Figure contents as structured data:
┌────────
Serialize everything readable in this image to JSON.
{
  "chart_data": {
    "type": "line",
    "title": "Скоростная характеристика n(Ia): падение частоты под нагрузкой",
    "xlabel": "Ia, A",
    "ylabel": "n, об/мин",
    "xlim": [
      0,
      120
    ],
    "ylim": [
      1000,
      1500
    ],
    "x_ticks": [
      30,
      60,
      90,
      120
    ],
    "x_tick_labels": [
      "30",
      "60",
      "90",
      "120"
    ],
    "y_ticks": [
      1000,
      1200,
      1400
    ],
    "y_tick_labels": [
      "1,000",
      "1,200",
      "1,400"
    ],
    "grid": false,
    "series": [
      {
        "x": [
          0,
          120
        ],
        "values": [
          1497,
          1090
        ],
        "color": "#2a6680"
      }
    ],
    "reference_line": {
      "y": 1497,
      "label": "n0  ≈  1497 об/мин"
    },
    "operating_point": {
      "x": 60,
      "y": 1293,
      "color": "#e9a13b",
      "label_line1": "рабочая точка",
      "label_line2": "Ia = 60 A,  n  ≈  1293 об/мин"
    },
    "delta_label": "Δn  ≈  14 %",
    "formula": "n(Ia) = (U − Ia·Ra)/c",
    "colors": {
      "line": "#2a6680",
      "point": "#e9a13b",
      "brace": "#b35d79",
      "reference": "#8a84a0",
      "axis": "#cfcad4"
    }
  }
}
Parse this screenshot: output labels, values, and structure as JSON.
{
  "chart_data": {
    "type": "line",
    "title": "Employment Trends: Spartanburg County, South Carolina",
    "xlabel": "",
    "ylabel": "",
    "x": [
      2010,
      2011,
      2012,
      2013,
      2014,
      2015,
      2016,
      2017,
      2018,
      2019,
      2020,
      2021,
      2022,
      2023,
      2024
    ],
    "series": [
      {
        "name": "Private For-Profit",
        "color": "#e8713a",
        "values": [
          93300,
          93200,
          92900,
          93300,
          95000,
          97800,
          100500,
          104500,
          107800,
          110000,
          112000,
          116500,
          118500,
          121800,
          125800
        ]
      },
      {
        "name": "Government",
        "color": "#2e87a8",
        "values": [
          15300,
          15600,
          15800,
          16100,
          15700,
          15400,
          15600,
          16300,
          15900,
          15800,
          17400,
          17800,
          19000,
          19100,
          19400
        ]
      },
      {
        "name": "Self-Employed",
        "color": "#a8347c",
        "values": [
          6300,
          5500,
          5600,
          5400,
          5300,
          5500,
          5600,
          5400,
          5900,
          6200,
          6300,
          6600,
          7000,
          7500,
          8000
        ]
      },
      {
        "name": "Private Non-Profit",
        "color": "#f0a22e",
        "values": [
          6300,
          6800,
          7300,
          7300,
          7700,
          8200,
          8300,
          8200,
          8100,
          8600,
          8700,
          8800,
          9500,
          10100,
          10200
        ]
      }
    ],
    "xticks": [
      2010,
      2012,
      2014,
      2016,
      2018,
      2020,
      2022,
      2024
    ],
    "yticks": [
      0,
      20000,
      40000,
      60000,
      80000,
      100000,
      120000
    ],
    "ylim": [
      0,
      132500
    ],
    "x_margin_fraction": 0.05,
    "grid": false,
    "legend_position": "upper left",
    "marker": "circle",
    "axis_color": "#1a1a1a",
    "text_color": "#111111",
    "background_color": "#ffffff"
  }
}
└────────
■ WHAT NEEDS TO BE DONE: Print again each line of the listing above, exactly as it appears.

■ RESULT OF THE TASK:
Serialize everything readable in this image to JSON.
{
  "chart_data": {
    "type": "line",
    "title": "Скоростная характеристика n(Ia): падение частоты под нагрузкой",
    "xlabel": "Ia, A",
    "ylabel": "n, об/мин",
    "xlim": [
      0,
      120
    ],
    "ylim": [
      1000,
      1500
    ],
    "x_ticks": [
      30,
      60,
      90,
      120
    ],
    "x_tick_labels": [
      "30",
      "60",
      "90",
      "120"
    ],
    "y_ticks": [
      1000,
      1200,
      1400
    ],
    "y_tick_labels": [
      "1,000",
      "1,200",
      "1,400"
    ],
    "grid": false,
    "series": [
      {
        "x": [
          0,
          120
        ],
        "values": [
          1497,
          1090
        ],
        "color": "#2a6680"
      }
    ],
    "reference_line": {
      "y": 1497,
      "label": "n0  ≈  1497 об/мин"
    },
    "operating_point": {
      "x": 60,
      "y": 1293,
      "color": "#e9a13b",
      "label_line1": "рабочая точка",
      "label_line2": "Ia = 60 A,  n  ≈  1293 об/мин"
    },
    "delta_label": "Δn  ≈  14 %",
    "formula": "n(Ia) = (U − Ia·Ra)/c",
    "colors": {
      "line": "#2a6680",
      "point": "#e9a13b",
      "brace": "#b35d79",
      "reference": "#8a84a0",
      "axis": "#cfcad4"
    }
  }
}
Parse this screenshot: output labels, values, and structure as JSON.
{
  "chart_data": {
    "type": "line",
    "title": "Employment Trends: Spartanburg County, South Carolina",
    "xlabel": "",
    "ylabel": "",
    "x": [
      2010,
      2011,
      2012,
      2013,
      2014,
      2015,
      2016,
      2017,
      2018,
      2019,
      2020,
      2021,
      2022,
      2023,
      2024
    ],
    "series": [
      {
        "name": "Private For-Profit",
        "color": "#e8713a",
        "values": [
          93300,
          93200,
          92900,
          93300,
          95000,
          97800,
          100500,
          104500,
          107800,
          110000,
          112000,
          116500,
          118500,
          121800,
          125800
        ]
      },
      {
        "name": "Government",
        "color": "#2e87a8",
        "values": [
          15300,
          15600,
          15800,
          16100,
          15700,
          15400,
          15600,
          16300,
          15900,
          15800,
          17400,
          17800,
          19000,
          19100,
          19400
        ]
      },
      {
        "name": "Self-Employed",
        "color": "#a8347c",
        "values": [
          6300,
          5500,
          5600,
          5400,
          5300,
          5500,
          5600,
          5400,
          5900,
          6200,
          6300,
          6600,
          7000,
          7500,
          8000
        ]
      },
      {
        "name": "Private Non-Profit",
        "color": "#f0a22e",
        "values": [
          6300,
          6800,
          7300,
          7300,
          7700,
          8200,
          8300,
          8200,
          8100,
          8600,
          8700,
          8800,
          9500,
          10100,
          10200
        ]
      }
    ],
    "xticks": [
      2010,
      2012,
      2014,
      2016,
      2018,
      2020,
      2022,
      2024
    ],
    "yticks": [
      0,
      20000,
      40000,
      60000,
      80000,
      100000,
      120000
    ],
    "ylim": [
      0,
      132500
    ],
    "x_margin_fraction": 0.05,
    "grid": false,
    "legend_position": "upper left",
    "marker": "circle",
    "axis_color": "#1a1a1a",
    "text_color": "#111111",
    "background_color": "#ffffff"
  }
}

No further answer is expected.